• [Given task] Write out the listing beneath this instruction in its entirety, exactly as it reads.

• [Data excerpts]
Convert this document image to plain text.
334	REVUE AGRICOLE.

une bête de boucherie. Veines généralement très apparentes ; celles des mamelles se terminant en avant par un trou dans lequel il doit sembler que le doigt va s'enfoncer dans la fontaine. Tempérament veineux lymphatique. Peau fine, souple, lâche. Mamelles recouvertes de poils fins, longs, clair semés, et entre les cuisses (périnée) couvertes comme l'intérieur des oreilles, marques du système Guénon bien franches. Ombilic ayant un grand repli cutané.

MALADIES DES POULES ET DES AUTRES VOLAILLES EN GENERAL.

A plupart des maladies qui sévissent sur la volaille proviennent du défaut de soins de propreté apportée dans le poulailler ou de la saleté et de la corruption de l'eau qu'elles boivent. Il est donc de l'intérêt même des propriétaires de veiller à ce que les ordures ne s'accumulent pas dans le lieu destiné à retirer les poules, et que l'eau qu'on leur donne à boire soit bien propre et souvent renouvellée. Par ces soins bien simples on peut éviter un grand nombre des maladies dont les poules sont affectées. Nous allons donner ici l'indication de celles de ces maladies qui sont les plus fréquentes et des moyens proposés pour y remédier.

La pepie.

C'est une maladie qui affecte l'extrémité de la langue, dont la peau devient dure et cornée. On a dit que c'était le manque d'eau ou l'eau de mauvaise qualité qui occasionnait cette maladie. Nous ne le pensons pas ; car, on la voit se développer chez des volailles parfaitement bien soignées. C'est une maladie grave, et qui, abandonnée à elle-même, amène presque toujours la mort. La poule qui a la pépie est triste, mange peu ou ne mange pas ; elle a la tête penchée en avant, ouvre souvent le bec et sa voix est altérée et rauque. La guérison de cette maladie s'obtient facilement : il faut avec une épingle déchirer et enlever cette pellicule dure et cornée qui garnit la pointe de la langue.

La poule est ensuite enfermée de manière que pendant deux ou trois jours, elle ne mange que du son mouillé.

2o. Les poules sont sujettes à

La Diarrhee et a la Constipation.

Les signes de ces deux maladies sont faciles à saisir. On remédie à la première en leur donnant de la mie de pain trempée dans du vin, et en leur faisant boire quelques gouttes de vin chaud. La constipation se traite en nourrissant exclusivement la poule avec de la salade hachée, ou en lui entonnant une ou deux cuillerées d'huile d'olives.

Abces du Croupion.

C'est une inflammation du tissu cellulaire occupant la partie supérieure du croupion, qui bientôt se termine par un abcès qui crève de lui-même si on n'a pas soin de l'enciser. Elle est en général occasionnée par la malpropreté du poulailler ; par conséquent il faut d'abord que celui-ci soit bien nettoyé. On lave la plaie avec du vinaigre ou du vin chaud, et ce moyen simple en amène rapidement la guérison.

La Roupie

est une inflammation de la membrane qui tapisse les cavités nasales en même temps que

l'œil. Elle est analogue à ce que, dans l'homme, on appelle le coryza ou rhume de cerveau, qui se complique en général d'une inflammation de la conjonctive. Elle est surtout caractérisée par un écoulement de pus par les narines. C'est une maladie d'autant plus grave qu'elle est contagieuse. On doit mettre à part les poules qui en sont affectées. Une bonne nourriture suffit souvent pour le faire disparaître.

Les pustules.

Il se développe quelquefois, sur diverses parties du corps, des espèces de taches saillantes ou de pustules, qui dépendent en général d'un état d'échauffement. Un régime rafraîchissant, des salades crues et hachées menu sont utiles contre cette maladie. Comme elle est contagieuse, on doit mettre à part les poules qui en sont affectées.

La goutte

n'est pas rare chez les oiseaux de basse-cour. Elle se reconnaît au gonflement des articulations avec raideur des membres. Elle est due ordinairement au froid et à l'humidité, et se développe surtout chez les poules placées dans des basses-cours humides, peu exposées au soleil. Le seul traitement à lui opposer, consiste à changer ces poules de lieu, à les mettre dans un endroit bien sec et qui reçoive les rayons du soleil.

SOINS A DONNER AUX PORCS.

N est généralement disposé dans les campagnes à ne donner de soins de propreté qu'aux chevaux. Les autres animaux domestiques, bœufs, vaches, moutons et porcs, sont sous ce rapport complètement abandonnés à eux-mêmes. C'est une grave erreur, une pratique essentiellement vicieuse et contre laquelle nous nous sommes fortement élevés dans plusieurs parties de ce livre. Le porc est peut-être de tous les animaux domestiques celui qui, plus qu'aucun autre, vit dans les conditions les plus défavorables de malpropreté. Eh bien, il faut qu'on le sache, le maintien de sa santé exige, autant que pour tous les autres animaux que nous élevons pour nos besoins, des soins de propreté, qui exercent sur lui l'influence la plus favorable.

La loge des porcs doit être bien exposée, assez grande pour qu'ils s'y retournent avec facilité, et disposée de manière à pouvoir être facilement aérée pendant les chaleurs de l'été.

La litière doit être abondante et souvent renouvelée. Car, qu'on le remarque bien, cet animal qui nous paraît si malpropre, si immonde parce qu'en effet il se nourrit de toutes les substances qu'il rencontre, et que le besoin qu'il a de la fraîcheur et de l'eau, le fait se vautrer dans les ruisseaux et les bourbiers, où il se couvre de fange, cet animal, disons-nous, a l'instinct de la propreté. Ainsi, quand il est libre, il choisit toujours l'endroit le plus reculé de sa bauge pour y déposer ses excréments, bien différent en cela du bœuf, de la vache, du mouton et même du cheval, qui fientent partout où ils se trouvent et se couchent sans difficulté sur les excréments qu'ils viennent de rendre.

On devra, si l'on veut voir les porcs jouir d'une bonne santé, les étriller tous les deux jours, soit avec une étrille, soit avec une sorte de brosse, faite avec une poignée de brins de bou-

• [Response to this task]
Convert this document image to plain text.
334	REVUE AGRICOLE.

une bête de boucherie. Veines généralement très apparentes ; celles des mamelles se terminant en avant par un trou dans lequel il doit sembler que le doigt va s'enfoncer dans la fontaine. Tempérament veineux lymphatique. Peau fine, souple, lâche. Mamelles recouvertes de poils fins, longs, clair semés, et entre les cuisses (périnée) couvertes comme l'intérieur des oreilles, marques du système Guénon bien franches. Ombilic ayant un grand repli cutané.

MALADIES DES POULES ET DES AUTRES VOLAILLES EN GENERAL.

A plupart des maladies qui sévissent sur la volaille proviennent du défaut de soins de propreté apportée dans le poulailler ou de la saleté et de la corruption de l'eau qu'elles boivent. Il est donc de l'intérêt même des propriétaires de veiller à ce que les ordures ne s'accumulent pas dans le lieu destiné à retirer les poules, et que l'eau qu'on leur donne à boire soit bien propre et souvent renouvellée. Par ces soins bien simples on peut éviter un grand nombre des maladies dont les poules sont affectées. Nous allons donner ici l'indication de celles de ces maladies qui sont les plus fréquentes et des moyens proposés pour y remédier.

La pepie.

C'est une maladie qui affecte l'extrémité de la langue, dont la peau devient dure et cornée. On a dit que c'était le manque d'eau ou l'eau de mauvaise qualité qui occasionnait cette maladie. Nous ne le pensons pas ; car, on la voit se développer chez des volailles parfaitement bien soignées. C'est une maladie grave, et qui, abandonnée à elle-même, amène presque toujours la mort. La poule qui a la pépie est triste, mange peu ou ne mange pas ; elle a la tête penchée en avant, ouvre souvent le bec et sa voix est altérée et rauque. La guérison de cette maladie s'obtient facilement : il faut avec une épingle déchirer et enlever cette pellicule dure et cornée qui garnit la pointe de la langue.

La poule est ensuite enfermée de manière que pendant deux ou trois jours, elle ne mange que du son mouillé.

2o. Les poules sont sujettes à

La Diarrhee et a la Constipation.

Les signes de ces deux maladies sont faciles à saisir. On remédie à la première en leur donnant de la mie de pain trempée dans du vin, et en leur faisant boire quelques gouttes de vin chaud. La constipation se traite en nourrissant exclusivement la poule avec de la salade hachée, ou en lui entonnant une ou deux cuillerées d'huile d'olives.

Abces du Croupion.

C'est une inflammation du tissu cellulaire occupant la partie supérieure du croupion, qui bientôt se termine par un abcès qui crève de lui-même si on n'a pas soin de l'enciser. Elle est en général occasionnée par la malpropreté du poulailler ; par conséquent il faut d'abord que celui-ci soit bien nettoyé. On lave la plaie avec du vinaigre ou du vin chaud, et ce moyen simple en amène rapidement la guérison.

La Roupie

est une inflammation de la membrane qui tapisse les cavités nasales en même temps que

l'œil. Elle est analogue à ce que, dans l'homme, on appelle le coryza ou rhume de cerveau, qui se complique en général d'une inflammation de la conjonctive. Elle est surtout caractérisée par un écoulement de pus par les narines. C'est une maladie d'autant plus grave qu'elle est contagieuse. On doit mettre à part les poules qui en sont affectées. Une bonne nourriture suffit souvent pour le faire disparaître.

Les pustules.

Il se développe quelquefois, sur diverses parties du corps, des espèces de taches saillantes ou de pustules, qui dépendent en général d'un état d'échauffement. Un régime rafraîchissant, des salades crues et hachées menu sont utiles contre cette maladie. Comme elle est contagieuse, on doit mettre à part les poules qui en sont affectées.

La goutte

n'est pas rare chez les oiseaux de basse-cour. Elle se reconnaît au gonflement des articulations avec raideur des membres. Elle est due ordinairement au froid et à l'humidité, et se développe surtout chez les poules placées dans des basses-cours humides, peu exposées au soleil. Le seul traitement à lui opposer, consiste à changer ces poules de lieu, à les mettre dans un endroit bien sec et qui reçoive les rayons du soleil.

SOINS A DONNER AUX PORCS.

N est généralement disposé dans les campagnes à ne donner de soins de propreté qu'aux chevaux. Les autres animaux domestiques, bœufs, vaches, moutons et porcs, sont sous ce rapport complètement abandonnés à eux-mêmes. C'est une grave erreur, une pratique essentiellement vicieuse et contre laquelle nous nous sommes fortement élevés dans plusieurs parties de ce livre. Le porc est peut-être de tous les animaux domestiques celui qui, plus qu'aucun autre, vit dans les conditions les plus défavorables de malpropreté. Eh bien, il faut qu'on le sache, le maintien de sa santé exige, autant que pour tous les autres animaux que nous élevons pour nos besoins, des soins de propreté, qui exercent sur lui l'influence la plus favorable.

La loge des porcs doit être bien exposée, assez grande pour qu'ils s'y retournent avec facilité, et disposée de manière à pouvoir être facilement aérée pendant les chaleurs de l'été.

La litière doit être abondante et souvent renouvelée. Car, qu'on le remarque bien, cet animal qui nous paraît si malpropre, si immonde parce qu'en effet il se nourrit de toutes les substances qu'il rencontre, et que le besoin qu'il a de la fraîcheur et de l'eau, le fait se vautrer dans les ruisseaux et les bourbiers, où il se couvre de fange, cet animal, disons-nous, a l'instinct de la propreté. Ainsi, quand il est libre, il choisit toujours l'endroit le plus reculé de sa bauge pour y déposer ses excréments, bien différent en cela du bœuf, de la vache, du mouton et même du cheval, qui fientent partout où ils se trouvent et se couchent sans difficulté sur les excréments qu'ils viennent de rendre.

On devra, si l'on veut voir les porcs jouir d'une bonne santé, les étriller tous les deux jours, soit avec une étrille, soit avec une sorte de brosse, faite avec une poignée de brins de bou-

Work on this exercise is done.